### RECORDED DATA

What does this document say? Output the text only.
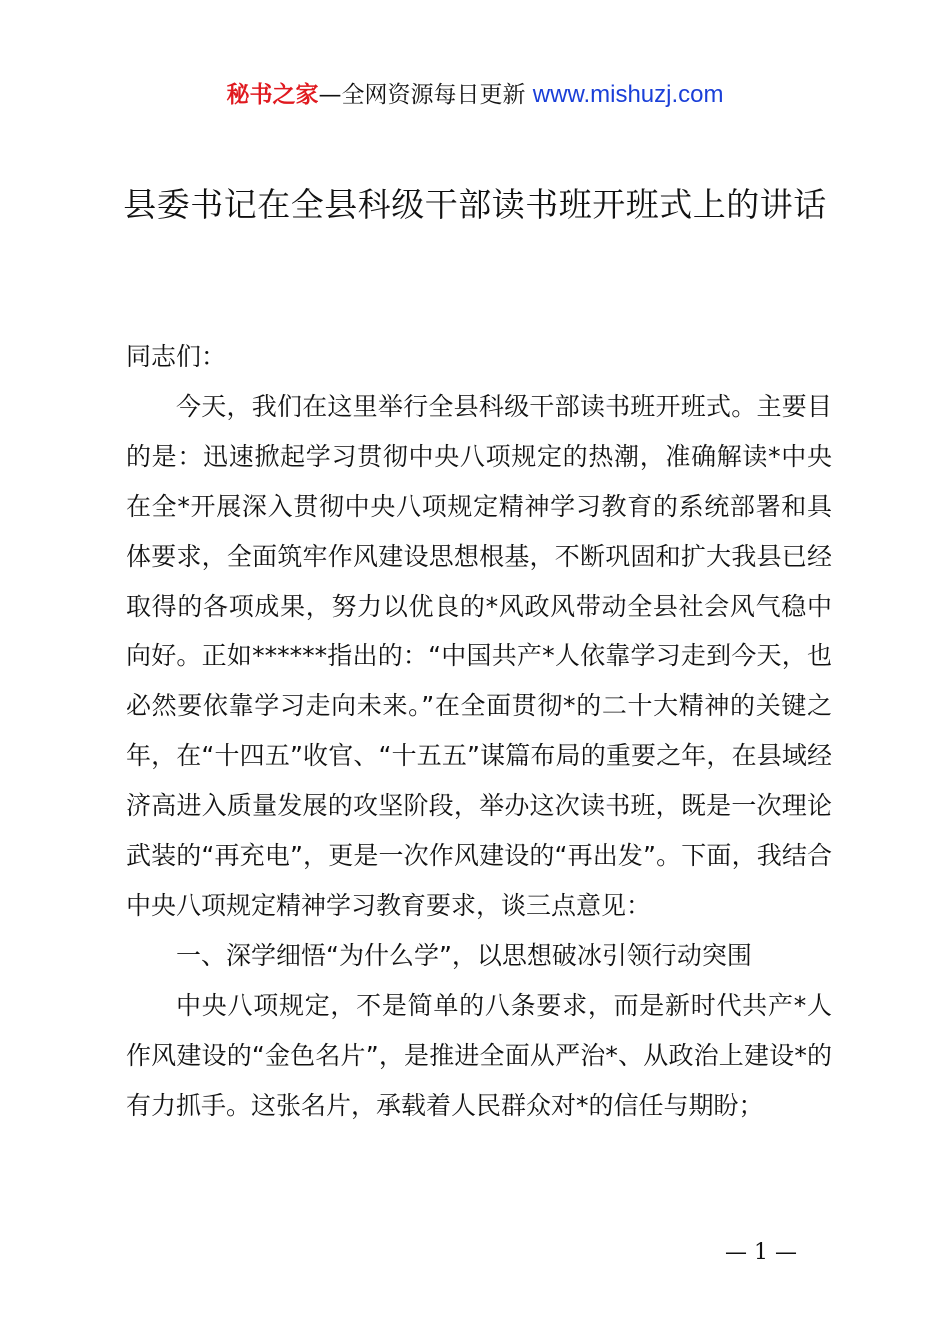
秘书之家—全网资源每日更新 www.mishuzj.com
县委书记在全县科级干部读书班开班式上的讲话

同志们：

今天，我们在这里举行全县科级干部读书班开班式。主要目的是：迅速掀起学习贯彻中央八项规定的热潮，准确解读*中央在全*开展深入贯彻中央八项规定精神学习教育的系统部署和具体要求，全面筑牢作风建设思想根基，不断巩固和扩大我县已经取得的各项成果，努力以优良的*风政风带动全县社会风气稳中向好。正如******指出的：“中国共产*人依靠学习走到今天，也必然要依靠学习走向未来。”在全面贯彻*的二十大精神的关键之年，在“十四五”收官、“十五五”谋篇布局的重要之年，在县域经济高进入质量发展的攻坚阶段，举办这次读书班，既是一次理论武装的“再充电”，更是一次作风建设的“再出发”。下面，我结合中央八项规定精神学习教育要求，谈三点意见：

一、深学细悟“为什么学”，以思想破冰引领行动突围

中央八项规定，不是简单的八条要求，而是新时代共产*人作风建设的“金色名片”，是推进全面从严治*、从政治上建设*的有力抓手。这张名片，承载着人民群众对*的信任与期盼；

— 1 —
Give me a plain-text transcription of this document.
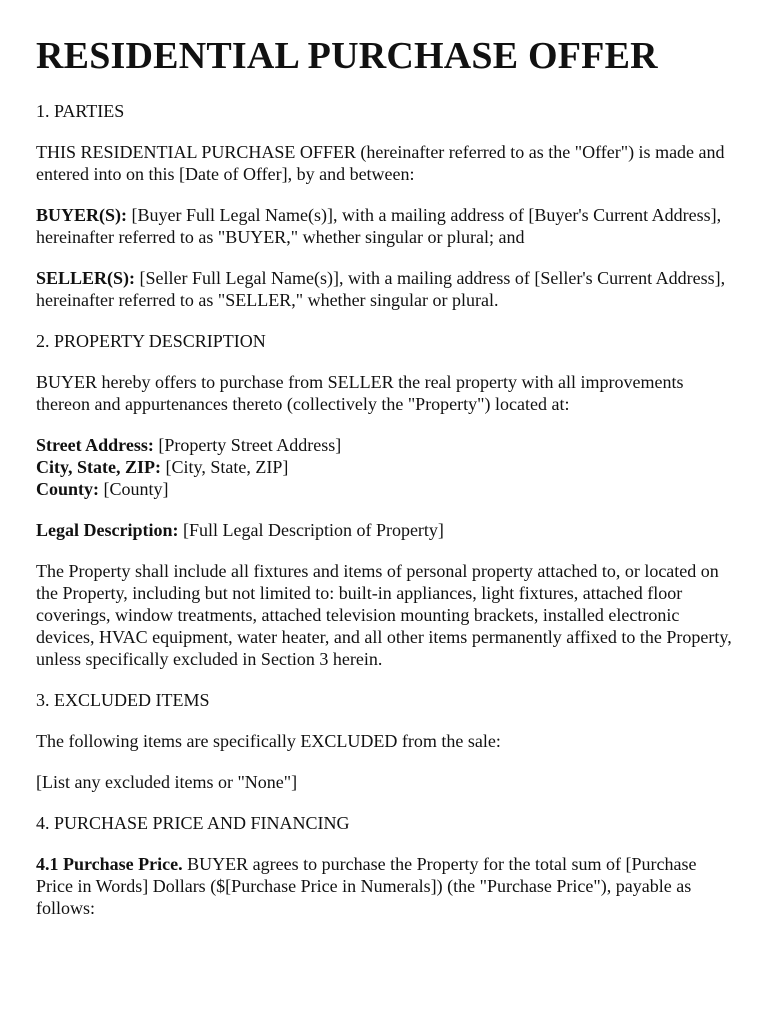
RESIDENTIAL PURCHASE OFFER
1. PARTIES
THIS RESIDENTIAL PURCHASE OFFER (hereinafter referred to as the "Offer") is made and entered into on this [Date of Offer], by and between:
BUYER(S): [Buyer Full Legal Name(s)], with a mailing address of [Buyer's Current Address], hereinafter referred to as "BUYER," whether singular or plural; and
SELLER(S): [Seller Full Legal Name(s)], with a mailing address of [Seller's Current Address], hereinafter referred to as "SELLER," whether singular or plural.
2. PROPERTY DESCRIPTION
BUYER hereby offers to purchase from SELLER the real property with all improvements thereon and appurtenances thereto (collectively the "Property") located at:
Street Address: [Property Street Address]
City, State, ZIP: [City, State, ZIP]
County: [County]
Legal Description: [Full Legal Description of Property]
The Property shall include all fixtures and items of personal property attached to, or located on the Property, including but not limited to: built-in appliances, light fixtures, attached floor coverings, window treatments, attached television mounting brackets, installed electronic devices, HVAC equipment, water heater, and all other items permanently affixed to the Property, unless specifically excluded in Section 3 herein.
3. EXCLUDED ITEMS
The following items are specifically EXCLUDED from the sale:
[List any excluded items or "None"]
4. PURCHASE PRICE AND FINANCING
4.1 Purchase Price. BUYER agrees to purchase the Property for the total sum of [Purchase Price in Words] Dollars ($[Purchase Price in Numerals]) (the "Purchase Price"), payable as follows:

######

*PROBLEM TO WORK ON*: Pictures excluded, copy exactly the lines running from the one with "Give me a plain-text" through the last line of the material.

*ANSWER FOR THE TASK*:
Give me a plain-text transcription of this document.
RESIDENTIAL PURCHASE OFFER
1. PARTIES
THIS RESIDENTIAL PURCHASE OFFER (hereinafter referred to as the "Offer") is made and entered into on this [Date of Offer], by and between:
BUYER(S): [Buyer Full Legal Name(s)], with a mailing address of [Buyer's Current Address], hereinafter referred to as "BUYER," whether singular or plural; and
SELLER(S): [Seller Full Legal Name(s)], with a mailing address of [Seller's Current Address], hereinafter referred to as "SELLER," whether singular or plural.
2. PROPERTY DESCRIPTION
BUYER hereby offers to purchase from SELLER the real property with all improvements thereon and appurtenances thereto (collectively the "Property") located at:
Street Address: [Property Street Address]
City, State, ZIP: [City, State, ZIP]
County: [County]
Legal Description: [Full Legal Description of Property]
The Property shall include all fixtures and items of personal property attached to, or located on the Property, including but not limited to: built-in appliances, light fixtures, attached floor coverings, window treatments, attached television mounting brackets, installed electronic devices, HVAC equipment, water heater, and all other items permanently affixed to the Property, unless specifically excluded in Section 3 herein.
3. EXCLUDED ITEMS
The following items are specifically EXCLUDED from the sale:
[List any excluded items or "None"]
4. PURCHASE PRICE AND FINANCING
4.1 Purchase Price. BUYER agrees to purchase the Property for the total sum of [Purchase Price in Words] Dollars ($[Purchase Price in Numerals]) (the "Purchase Price"), payable as follows:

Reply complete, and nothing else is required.